**Listed entries**
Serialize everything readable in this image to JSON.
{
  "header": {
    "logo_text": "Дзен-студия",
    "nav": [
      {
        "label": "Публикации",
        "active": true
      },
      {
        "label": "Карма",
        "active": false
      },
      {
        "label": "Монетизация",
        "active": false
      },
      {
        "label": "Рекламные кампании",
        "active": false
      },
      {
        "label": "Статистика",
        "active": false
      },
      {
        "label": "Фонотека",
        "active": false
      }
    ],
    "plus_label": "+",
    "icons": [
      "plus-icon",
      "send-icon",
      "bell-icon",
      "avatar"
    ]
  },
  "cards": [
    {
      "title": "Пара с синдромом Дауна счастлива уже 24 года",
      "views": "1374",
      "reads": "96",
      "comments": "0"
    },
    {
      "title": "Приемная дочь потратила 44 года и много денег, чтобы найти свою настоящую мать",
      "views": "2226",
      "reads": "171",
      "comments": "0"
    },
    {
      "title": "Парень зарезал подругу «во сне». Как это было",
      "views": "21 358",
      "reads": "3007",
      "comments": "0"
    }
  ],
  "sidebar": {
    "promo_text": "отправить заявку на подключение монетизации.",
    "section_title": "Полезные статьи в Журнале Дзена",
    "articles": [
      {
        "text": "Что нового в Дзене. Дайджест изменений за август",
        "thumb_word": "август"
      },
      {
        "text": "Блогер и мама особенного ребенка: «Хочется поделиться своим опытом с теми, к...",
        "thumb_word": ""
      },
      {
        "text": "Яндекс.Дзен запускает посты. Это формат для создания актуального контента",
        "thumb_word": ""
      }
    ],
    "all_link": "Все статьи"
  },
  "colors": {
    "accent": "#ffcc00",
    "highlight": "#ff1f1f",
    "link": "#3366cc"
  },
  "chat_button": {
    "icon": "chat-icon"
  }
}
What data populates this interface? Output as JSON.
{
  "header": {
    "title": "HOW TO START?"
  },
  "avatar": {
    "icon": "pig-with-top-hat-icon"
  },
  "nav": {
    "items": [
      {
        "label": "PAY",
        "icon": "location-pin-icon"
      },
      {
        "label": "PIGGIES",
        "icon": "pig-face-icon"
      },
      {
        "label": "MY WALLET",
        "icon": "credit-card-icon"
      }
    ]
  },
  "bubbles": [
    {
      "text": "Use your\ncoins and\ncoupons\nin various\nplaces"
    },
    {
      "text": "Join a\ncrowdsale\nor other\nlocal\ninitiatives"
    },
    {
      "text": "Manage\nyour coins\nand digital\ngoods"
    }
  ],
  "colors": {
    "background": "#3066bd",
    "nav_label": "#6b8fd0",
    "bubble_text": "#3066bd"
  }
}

**Short exercise**
Output nothing but the number of lines in the data containing the string "август".

**Answer to this problem**
2